### GIVEN TEXT
- - - - -

Tactical fit at Chelsea

One of Havertz’s biggest positives is his versatility. He has been deployed in different positions across his career and has done justice to each of them. However, for the sake of his development and specialization, he needs to settle on a position soon.

It may be surprising that Havertz has actually not been used often as a central midfielder over the past few seasons. He has been used mostly as a winger on the right with occasional appearances at centre forward and attacking midfield.

However, Havertz’s long term future surely lies as a midfielder in a 4-3-3. His ability to make late runs into the box and exploit unattended spaces across the pitch makes him a prime candidate for the role of an “attacking 8”, to borrow a phrase from Twitter parlance.

Havertz’s production has remained at reasonably good levels regardless of the position he has played in. His productivity is highest as a centre-forward, as you would expect from a player deployed close to goal.

- - - - -

### EXERCISES
[a] Condense the paragraph beginning "It may be surprising" in the piece on Havertz's tactical fit at Chelsea into one shorter sentence that keeps its main facts.
[b] Carry on the piece on Havertz's tactical fit at Chelsea, starting after its final sentence.

- - - - -

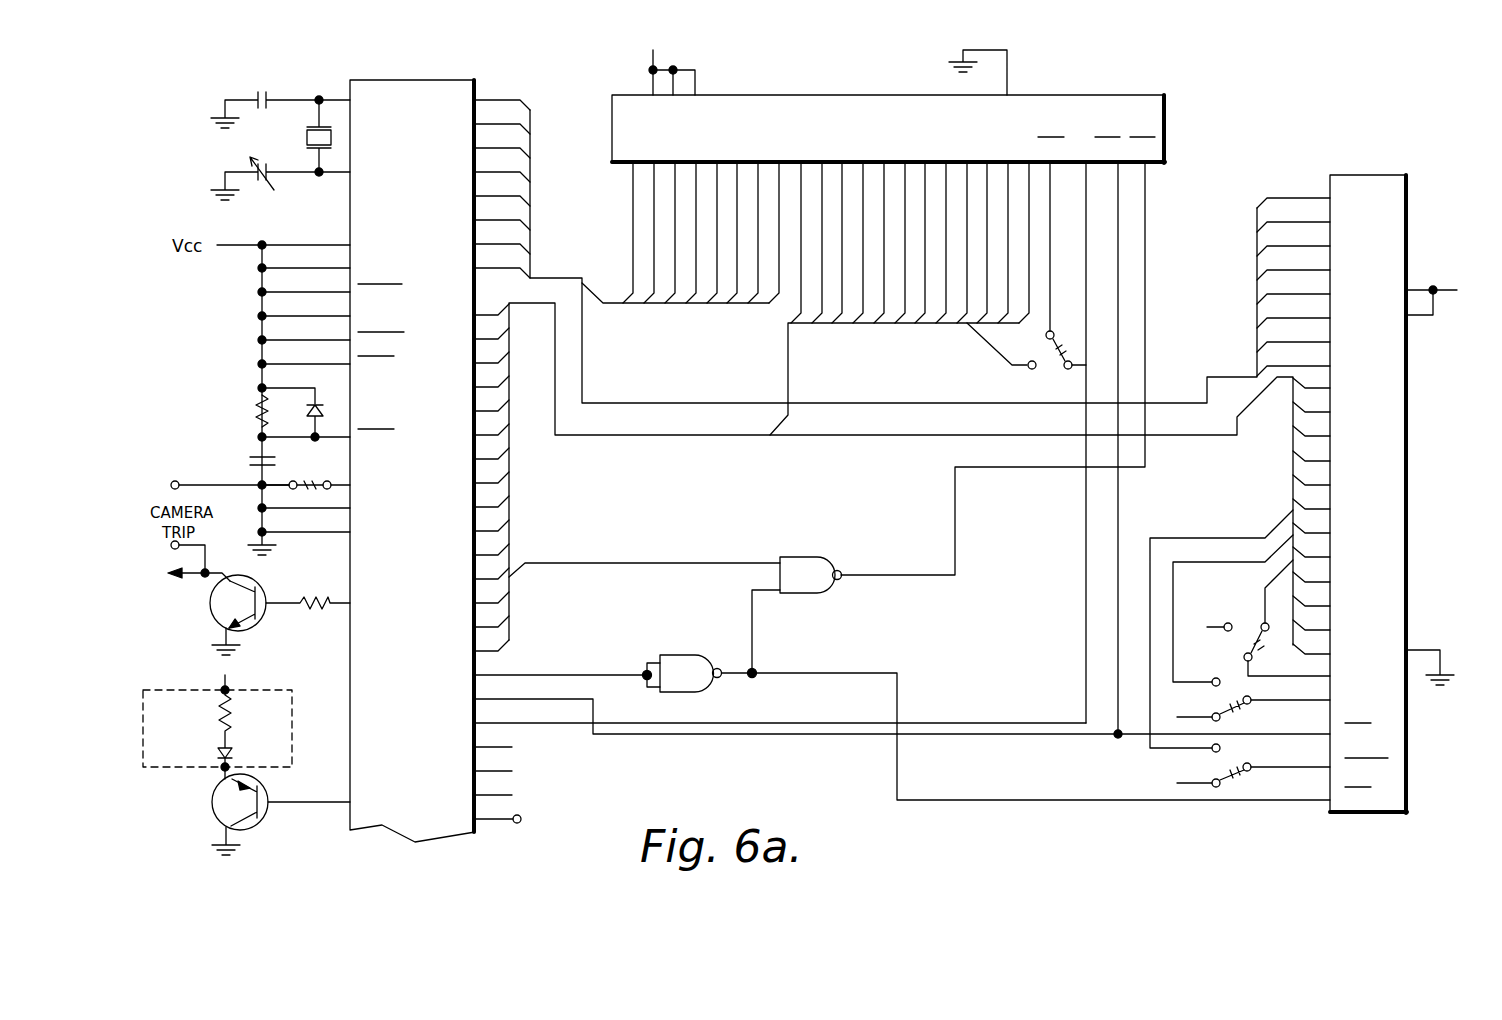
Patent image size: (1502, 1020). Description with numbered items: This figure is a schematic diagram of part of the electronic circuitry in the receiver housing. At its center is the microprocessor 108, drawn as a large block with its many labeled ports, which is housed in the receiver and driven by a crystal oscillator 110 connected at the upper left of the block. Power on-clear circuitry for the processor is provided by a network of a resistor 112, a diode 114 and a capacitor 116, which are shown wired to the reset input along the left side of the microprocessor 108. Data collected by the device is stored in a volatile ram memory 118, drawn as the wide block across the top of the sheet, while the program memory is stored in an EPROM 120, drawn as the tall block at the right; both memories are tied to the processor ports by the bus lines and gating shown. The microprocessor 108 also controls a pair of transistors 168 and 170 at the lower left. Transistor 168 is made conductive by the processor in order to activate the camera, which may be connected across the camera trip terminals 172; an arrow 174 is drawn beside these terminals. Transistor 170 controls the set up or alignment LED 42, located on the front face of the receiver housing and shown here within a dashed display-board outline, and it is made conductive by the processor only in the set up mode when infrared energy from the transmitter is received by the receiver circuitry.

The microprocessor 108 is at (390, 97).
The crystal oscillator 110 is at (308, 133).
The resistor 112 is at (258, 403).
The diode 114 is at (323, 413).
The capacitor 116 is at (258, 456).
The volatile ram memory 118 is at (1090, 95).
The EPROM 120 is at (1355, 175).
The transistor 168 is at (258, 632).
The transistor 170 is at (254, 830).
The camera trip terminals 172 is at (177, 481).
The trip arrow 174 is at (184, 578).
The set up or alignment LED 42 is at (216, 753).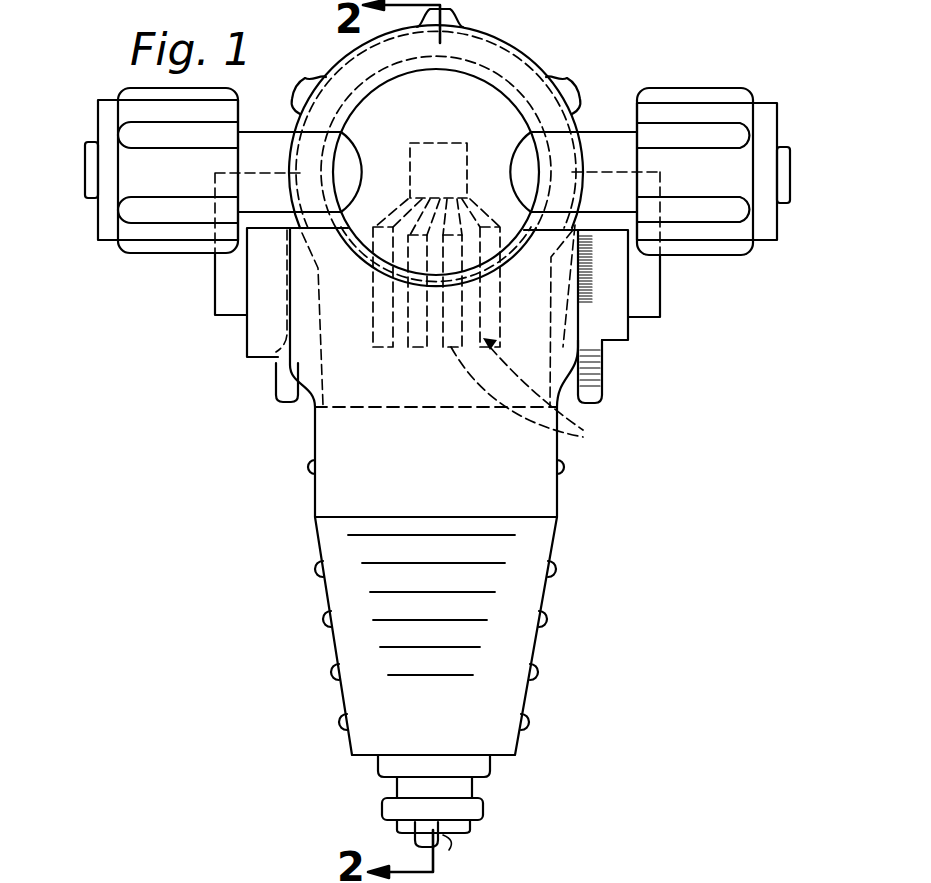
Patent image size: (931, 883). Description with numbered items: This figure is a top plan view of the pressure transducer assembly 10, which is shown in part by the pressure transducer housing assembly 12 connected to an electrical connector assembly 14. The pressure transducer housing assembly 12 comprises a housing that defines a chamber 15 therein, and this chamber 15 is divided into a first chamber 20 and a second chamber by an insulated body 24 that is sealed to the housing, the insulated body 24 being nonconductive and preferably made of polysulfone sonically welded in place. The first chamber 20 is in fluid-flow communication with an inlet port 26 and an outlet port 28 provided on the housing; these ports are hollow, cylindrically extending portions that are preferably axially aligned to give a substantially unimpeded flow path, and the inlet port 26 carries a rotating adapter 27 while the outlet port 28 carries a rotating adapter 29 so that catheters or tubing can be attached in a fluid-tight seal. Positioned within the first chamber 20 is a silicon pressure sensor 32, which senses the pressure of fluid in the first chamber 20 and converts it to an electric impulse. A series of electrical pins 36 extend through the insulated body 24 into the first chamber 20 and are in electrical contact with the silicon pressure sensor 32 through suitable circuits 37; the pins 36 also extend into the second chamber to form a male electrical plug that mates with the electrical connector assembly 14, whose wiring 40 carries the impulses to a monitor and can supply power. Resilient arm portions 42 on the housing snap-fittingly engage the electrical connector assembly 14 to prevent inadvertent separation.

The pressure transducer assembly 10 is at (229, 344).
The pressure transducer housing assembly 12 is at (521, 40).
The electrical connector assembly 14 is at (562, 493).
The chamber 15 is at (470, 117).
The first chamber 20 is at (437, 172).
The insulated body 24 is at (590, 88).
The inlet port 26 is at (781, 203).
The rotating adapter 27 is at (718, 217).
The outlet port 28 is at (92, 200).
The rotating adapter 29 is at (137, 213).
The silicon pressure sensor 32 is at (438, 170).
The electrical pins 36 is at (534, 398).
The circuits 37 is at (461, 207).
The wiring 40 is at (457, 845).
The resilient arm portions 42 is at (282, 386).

- - - - -

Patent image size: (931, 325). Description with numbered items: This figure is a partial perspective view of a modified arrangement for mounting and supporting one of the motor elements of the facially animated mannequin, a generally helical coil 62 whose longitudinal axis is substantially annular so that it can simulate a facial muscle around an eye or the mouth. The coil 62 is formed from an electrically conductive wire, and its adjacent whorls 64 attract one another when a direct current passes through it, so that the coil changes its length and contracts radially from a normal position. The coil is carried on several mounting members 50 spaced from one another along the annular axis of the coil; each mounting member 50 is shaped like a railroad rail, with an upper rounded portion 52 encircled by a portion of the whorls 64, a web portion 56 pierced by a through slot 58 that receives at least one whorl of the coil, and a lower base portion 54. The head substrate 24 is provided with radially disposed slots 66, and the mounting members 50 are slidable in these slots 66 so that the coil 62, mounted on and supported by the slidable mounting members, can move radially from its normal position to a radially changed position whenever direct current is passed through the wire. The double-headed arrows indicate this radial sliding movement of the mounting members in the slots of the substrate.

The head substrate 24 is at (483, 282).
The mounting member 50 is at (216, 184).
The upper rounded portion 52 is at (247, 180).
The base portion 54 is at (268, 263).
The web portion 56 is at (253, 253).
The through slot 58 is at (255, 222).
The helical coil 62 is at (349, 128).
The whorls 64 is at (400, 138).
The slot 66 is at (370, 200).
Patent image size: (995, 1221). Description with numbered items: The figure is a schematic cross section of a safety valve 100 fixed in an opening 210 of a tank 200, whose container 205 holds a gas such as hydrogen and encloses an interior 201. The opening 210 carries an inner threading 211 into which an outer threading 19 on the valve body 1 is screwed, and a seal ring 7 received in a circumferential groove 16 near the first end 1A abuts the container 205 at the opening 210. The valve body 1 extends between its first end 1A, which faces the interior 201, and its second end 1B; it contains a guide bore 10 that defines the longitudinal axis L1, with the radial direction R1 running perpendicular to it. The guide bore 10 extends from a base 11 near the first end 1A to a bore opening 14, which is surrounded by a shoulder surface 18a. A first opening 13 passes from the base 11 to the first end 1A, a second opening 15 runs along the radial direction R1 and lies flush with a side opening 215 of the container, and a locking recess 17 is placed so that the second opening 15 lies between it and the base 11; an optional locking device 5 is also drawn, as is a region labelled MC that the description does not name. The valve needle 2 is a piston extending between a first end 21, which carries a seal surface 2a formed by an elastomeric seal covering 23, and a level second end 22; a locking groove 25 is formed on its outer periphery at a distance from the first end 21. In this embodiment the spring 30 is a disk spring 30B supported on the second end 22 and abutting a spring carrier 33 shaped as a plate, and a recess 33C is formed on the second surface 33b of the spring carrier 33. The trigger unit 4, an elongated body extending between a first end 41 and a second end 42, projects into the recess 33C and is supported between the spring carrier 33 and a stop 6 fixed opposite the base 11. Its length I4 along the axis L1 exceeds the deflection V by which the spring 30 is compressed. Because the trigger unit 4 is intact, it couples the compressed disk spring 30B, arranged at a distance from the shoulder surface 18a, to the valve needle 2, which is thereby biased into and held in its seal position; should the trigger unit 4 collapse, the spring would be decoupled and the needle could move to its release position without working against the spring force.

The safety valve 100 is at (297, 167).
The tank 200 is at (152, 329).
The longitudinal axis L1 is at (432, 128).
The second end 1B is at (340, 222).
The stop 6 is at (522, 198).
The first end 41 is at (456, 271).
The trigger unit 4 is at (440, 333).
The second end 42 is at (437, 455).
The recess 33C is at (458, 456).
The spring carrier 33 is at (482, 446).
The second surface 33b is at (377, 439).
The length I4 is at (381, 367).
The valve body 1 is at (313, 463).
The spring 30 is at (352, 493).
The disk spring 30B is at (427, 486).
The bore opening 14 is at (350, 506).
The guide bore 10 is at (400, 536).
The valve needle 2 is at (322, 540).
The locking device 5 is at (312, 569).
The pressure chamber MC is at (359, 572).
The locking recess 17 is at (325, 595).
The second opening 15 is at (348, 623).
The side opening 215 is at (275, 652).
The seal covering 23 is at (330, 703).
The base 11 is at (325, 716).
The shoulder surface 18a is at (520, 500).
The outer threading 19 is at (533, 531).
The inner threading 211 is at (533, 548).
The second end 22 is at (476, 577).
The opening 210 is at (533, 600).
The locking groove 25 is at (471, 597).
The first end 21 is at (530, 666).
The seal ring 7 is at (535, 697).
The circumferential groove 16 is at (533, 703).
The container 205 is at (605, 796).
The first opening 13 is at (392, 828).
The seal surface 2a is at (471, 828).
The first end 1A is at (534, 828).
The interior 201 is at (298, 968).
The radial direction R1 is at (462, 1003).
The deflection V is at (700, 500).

- - - - -

### RESPONSES IN ORDER
[a] In recent seasons Havertz has seldom played central midfield, appearing mostly as a right winger and occasionally at center forward or attacking midfield.

[b]
While his numbers as a winger are pretty encouraging, there are questions over his ability in one-v-one dribble scenarios. Havertz can possibly play as a winger, this is not say otherwise, but it should not be viewed as the first option considering Chelsea’s roster.

Do not rule out the possibility of Havertz playing as a centre-forward in due course. He could well end up playing there once he develops physically and fills out his frame. A front three of Werner, Havertz and Ziyech has open-ended possibilities.


Setting expectations for next season

What can we expect from Havertz in his first season in the PL?

Pierre-Emerick Aubameyang suffered a 27% drop in his league output during his move from Germany to England across an 18-month span. Let’s take this as a reference to create realistic expectations.

Havertz at present is not as good as Aubameyang was when he moved to Arsenal. At the same time, this Chelsea team are significantly better than the Arsenal team Aubameyang moved to. Keeping these two factors in mind, a rough 30% drop in output can be assumed for Havertz.

In the past two seasons, Havertz has produced 20 and 18 goal contributions in the Bundesliga. Assuming a 30% drop, this roughly translates to 13-15 goal contributions in the Premier League. This should be the expectation for Havertz, with any more than that being viewed as a bonus.

That may sound underwhelming at first, especially for a record signing, but Havertz is not being signed for merely one season. He is being signed to be the cornerstone of Chelsea’s project over the next half a decade and beyond.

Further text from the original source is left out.